In this file picture, a Yemeni oil worker looks out at the Aden refinery in southern Yemen. (Photo by AFP)

A senior Yemeni energy official says Saudi Arabia and its allies continue to smuggle hauls of contraband crude oil out of the conflict-stricken country, and deposit the revenues in a Saudi National Bank (SNB) account.

Essam al-Mutawakel, a spokesman for the Yemen Petroleum Company (YPC), told Lebanon’s Arabic-language al-Mayadeen television news network that despite the fact that Yemen has sufficient oil and natural gas resources for both domestic demand and exports, its nation is deprived of such national wealth and people live under the conditions as if these reserves do not exist in the country at all.

“Yemen does not benefit from revenues derived from its crude oil sales, as the petrodollars are deposited in a Saudi National Bank account in Riyadh,” Mutawakel noted.

He stressed that “the coalition of aggression, spearhead by the United States, bears full responsibility for the fuel crisis in Yemen.”

Mutawakel continued that the Saudi-led coalition has banned several Yemen-bound ships carrying tons of fuel from docking at Hudaydah port in violation of a UN-brokered ceasefire agreement to end the siege and war on the impoverished country.

He noted that the Riyadh-led alliance seized more than 15,000 Yemeni ships during the COVID-19 pandemic.

The spokesman for the YPC highlighted that the coalition does not want FSO Safer floating oil storage and offloading vessel, which is moored in the Red Sea north of Hudaydah port, to come into service as its operation would alleviate fuel shortages that have hit Yemen so hard.

ACTIONS TO TAKE:
1 – In the news excerpt on Yemeni oil revenues, reproduce verbatim the passage from "He noted that" to "Yemen so hard.".
2 – Condense the paragraph of the Yemeni oil excerpt that begins "Essam al-Mutawakel, a spokesman" into one shorter sentence that keeps its main facts.

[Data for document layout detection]
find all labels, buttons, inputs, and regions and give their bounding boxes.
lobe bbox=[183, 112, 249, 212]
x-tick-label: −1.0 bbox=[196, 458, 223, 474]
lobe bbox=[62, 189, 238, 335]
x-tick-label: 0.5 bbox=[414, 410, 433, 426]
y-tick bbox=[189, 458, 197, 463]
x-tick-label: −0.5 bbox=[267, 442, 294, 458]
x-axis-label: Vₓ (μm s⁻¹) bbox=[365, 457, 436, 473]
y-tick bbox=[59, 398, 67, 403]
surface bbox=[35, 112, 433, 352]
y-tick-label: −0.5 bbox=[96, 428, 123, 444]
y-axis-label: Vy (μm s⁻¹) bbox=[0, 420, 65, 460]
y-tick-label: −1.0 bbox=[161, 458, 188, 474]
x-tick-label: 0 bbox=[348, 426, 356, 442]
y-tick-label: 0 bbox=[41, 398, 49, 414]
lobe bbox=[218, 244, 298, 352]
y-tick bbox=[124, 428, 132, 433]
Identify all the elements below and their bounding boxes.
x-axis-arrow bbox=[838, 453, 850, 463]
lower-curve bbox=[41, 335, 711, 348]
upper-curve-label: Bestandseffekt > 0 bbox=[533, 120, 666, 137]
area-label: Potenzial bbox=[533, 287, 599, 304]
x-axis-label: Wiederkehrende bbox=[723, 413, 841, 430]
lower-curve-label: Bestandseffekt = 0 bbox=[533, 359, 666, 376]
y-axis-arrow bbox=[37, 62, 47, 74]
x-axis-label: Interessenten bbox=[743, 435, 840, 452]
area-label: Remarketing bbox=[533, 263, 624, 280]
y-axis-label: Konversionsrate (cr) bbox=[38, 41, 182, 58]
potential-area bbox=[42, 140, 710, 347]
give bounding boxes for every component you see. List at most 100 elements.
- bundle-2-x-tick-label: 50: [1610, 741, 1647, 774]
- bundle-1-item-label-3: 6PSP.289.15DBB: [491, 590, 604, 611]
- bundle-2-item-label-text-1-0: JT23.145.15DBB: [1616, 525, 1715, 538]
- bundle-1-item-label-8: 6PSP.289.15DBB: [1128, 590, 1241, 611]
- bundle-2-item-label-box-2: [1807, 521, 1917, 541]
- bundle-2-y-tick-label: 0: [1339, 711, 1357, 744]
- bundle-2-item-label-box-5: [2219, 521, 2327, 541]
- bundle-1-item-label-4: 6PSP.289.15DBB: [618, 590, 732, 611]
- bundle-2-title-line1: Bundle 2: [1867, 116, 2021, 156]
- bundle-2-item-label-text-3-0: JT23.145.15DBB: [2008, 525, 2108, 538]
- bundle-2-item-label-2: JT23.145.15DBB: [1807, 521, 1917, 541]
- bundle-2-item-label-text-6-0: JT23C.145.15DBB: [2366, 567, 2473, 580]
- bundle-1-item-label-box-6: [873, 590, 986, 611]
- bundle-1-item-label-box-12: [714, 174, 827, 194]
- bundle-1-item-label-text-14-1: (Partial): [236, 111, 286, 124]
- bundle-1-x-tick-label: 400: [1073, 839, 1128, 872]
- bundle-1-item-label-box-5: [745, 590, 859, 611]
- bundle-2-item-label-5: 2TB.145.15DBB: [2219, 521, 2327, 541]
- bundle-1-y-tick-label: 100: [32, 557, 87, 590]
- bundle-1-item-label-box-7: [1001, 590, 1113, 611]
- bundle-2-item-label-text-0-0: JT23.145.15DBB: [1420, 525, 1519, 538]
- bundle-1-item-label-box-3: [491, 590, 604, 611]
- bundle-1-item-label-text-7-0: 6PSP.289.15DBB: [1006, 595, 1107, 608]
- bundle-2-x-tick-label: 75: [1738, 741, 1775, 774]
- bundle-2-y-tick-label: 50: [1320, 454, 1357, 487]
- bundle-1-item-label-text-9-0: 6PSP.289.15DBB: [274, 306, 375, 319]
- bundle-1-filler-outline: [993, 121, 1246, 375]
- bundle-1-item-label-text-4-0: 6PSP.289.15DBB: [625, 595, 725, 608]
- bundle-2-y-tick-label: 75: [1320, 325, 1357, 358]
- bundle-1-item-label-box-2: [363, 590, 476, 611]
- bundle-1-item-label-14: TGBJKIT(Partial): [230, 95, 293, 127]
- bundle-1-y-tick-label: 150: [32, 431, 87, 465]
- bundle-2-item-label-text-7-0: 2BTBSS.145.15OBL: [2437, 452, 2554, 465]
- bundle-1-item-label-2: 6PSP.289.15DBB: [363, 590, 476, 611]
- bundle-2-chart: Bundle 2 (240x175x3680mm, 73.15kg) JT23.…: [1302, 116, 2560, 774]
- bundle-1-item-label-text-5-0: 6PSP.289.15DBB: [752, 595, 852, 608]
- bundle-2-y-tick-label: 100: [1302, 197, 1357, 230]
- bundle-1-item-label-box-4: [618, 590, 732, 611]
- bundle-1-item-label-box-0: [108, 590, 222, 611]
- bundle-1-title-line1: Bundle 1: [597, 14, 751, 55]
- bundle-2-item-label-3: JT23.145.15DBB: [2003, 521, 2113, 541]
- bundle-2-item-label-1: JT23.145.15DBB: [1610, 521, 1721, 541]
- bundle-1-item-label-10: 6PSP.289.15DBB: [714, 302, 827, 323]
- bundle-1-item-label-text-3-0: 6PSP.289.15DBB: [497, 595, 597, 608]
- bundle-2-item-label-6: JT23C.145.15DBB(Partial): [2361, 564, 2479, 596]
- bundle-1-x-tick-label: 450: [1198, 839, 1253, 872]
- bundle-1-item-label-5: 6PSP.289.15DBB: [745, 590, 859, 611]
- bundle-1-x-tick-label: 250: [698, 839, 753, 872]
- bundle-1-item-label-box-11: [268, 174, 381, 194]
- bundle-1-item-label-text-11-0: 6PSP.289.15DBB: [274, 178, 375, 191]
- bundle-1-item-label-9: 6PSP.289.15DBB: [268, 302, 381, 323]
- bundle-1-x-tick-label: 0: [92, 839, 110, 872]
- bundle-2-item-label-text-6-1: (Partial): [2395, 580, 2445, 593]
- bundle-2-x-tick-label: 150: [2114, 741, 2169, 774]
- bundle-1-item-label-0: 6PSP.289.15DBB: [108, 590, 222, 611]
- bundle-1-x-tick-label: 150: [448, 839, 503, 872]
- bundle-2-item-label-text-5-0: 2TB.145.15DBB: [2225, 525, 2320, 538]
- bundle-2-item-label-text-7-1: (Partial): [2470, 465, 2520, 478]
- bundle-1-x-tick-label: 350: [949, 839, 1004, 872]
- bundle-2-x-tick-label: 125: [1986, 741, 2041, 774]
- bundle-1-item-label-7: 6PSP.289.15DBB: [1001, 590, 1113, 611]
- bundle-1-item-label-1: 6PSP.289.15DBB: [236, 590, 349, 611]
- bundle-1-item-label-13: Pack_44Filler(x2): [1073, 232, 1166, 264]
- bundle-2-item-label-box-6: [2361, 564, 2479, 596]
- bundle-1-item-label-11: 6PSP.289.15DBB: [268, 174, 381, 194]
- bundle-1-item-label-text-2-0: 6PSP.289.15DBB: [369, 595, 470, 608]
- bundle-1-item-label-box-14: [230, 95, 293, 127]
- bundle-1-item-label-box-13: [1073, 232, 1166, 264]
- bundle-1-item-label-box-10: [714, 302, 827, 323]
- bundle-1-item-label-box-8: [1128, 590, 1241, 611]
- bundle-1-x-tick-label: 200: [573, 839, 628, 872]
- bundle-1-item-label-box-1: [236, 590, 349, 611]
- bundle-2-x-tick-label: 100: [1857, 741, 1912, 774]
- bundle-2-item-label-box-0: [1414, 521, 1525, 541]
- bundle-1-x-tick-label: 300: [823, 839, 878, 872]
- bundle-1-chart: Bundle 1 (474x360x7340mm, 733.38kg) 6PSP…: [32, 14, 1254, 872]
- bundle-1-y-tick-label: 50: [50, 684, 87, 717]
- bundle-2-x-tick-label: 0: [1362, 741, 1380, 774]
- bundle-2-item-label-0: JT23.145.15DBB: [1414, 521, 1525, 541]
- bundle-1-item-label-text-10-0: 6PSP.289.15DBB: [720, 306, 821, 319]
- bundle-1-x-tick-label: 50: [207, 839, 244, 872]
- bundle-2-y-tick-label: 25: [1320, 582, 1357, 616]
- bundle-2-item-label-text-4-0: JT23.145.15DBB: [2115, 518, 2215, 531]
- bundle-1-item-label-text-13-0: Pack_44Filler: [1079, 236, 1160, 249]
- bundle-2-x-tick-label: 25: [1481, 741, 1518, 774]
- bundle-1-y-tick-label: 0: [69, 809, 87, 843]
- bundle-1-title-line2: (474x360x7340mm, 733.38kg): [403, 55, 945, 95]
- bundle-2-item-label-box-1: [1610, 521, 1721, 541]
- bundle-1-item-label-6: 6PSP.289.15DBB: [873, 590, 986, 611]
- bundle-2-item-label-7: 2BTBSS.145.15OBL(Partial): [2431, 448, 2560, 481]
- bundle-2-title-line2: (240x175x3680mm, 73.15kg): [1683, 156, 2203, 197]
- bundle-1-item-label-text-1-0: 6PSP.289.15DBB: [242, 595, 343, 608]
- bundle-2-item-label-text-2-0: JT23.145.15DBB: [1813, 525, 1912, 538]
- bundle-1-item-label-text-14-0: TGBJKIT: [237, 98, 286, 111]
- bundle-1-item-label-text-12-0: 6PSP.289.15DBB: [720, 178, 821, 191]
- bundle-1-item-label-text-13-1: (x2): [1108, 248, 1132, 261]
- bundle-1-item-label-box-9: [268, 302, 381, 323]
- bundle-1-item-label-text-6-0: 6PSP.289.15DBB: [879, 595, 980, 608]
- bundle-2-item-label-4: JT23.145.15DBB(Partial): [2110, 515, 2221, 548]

RESULTS IN ORDER:
1 –
He noted that the Riyadh-led alliance seized more than 15,000 Yemeni ships during the COVID-19 pandemic.

The spokesman for the YPC highlighted that the coalition does not want FSO Safer floating oil storage and offloading vessel, which is moored in the Red Sea north of Hudaydah port, to come into service as its operation would alleviate fuel shortages that have hit Yemen so hard.

2 – Essam al-Mutawakel, spokesman for the Yemen Petroleum Company, told Lebanon's al-Mayadeen television that although Yemen has enough oil and gas for domestic demand and exports, its people are deprived of this wealth and live as if the reserves did not exist.